Given request:
Write out the material again from its first line through the line containing "heatmap-cell bbox=[1262, 283, 1289, 310]", inclusive, replacing "screenshot" with "capture" and leaving everything else unchanged.

[Recorded data]
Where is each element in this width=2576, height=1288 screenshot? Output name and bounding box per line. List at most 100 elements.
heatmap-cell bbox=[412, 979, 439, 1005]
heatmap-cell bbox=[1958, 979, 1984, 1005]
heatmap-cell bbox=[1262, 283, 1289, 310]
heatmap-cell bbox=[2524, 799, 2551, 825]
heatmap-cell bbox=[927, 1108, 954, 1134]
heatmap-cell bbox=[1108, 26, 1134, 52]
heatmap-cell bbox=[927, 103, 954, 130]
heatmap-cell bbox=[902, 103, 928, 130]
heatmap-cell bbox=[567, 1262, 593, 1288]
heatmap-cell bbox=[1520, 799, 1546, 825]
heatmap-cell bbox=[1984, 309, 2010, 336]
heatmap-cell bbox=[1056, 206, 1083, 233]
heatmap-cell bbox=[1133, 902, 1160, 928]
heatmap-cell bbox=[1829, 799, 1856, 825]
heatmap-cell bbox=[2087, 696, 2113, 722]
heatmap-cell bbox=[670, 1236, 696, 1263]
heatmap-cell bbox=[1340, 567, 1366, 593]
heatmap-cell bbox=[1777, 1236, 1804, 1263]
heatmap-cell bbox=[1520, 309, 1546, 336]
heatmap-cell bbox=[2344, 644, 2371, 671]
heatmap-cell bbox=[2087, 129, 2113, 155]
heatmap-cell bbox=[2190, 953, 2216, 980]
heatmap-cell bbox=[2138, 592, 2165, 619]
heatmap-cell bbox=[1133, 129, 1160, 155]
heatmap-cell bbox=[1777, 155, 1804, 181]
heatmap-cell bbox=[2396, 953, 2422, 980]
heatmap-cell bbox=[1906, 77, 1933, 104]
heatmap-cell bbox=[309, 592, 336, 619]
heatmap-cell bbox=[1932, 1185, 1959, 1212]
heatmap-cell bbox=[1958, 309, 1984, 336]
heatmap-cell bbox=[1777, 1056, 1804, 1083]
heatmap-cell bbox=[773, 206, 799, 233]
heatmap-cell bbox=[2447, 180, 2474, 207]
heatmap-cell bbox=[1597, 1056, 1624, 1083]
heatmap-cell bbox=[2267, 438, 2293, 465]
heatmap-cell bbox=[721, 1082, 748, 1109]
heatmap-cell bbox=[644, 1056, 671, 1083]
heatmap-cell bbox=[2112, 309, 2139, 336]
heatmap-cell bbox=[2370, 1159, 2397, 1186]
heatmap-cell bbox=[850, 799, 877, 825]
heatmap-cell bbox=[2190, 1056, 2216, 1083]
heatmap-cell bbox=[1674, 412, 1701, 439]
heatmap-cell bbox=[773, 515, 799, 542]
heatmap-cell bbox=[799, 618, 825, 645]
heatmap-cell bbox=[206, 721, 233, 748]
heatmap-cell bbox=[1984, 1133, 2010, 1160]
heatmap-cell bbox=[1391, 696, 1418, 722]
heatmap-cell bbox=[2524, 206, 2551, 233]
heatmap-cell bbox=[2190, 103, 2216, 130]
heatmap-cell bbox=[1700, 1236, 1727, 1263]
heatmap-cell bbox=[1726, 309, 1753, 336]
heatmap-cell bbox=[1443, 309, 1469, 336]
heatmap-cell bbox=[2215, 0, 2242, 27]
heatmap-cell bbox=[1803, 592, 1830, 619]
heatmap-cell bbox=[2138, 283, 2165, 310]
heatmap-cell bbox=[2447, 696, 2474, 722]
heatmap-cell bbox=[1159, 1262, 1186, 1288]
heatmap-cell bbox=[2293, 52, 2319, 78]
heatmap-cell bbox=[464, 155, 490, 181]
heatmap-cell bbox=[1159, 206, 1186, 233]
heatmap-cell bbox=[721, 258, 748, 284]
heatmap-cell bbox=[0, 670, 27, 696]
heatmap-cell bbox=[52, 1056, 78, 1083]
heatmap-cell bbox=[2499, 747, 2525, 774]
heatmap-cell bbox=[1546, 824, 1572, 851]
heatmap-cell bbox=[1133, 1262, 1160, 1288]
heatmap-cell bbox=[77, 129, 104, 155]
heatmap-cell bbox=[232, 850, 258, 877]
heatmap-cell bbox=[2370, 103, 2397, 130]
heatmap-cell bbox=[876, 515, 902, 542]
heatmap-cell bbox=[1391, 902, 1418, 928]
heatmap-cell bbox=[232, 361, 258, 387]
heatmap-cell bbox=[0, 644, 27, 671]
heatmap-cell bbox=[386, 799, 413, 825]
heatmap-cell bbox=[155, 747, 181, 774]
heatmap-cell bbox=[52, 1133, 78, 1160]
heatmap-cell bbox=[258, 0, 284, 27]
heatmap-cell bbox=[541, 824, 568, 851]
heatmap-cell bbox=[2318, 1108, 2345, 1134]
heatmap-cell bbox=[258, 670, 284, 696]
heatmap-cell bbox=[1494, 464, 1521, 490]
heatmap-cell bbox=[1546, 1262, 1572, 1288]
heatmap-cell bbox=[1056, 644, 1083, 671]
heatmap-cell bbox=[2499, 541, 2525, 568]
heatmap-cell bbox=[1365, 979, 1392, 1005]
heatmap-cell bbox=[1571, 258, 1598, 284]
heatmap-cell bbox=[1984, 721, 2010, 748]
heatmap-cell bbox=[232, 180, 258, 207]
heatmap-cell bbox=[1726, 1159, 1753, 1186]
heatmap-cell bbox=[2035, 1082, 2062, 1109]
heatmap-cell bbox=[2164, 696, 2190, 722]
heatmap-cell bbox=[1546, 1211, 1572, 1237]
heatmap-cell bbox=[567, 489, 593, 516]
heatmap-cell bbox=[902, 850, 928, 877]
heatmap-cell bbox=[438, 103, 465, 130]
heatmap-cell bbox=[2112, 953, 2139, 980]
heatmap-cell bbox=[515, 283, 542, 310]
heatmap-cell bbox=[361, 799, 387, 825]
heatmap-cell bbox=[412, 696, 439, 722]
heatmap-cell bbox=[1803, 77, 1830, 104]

Exercise output:
Where is each element in this width=2576, height=1288 capture? Output name and bounding box per line. List at most 100 elements.
heatmap-cell bbox=[412, 979, 439, 1005]
heatmap-cell bbox=[1958, 979, 1984, 1005]
heatmap-cell bbox=[1262, 283, 1289, 310]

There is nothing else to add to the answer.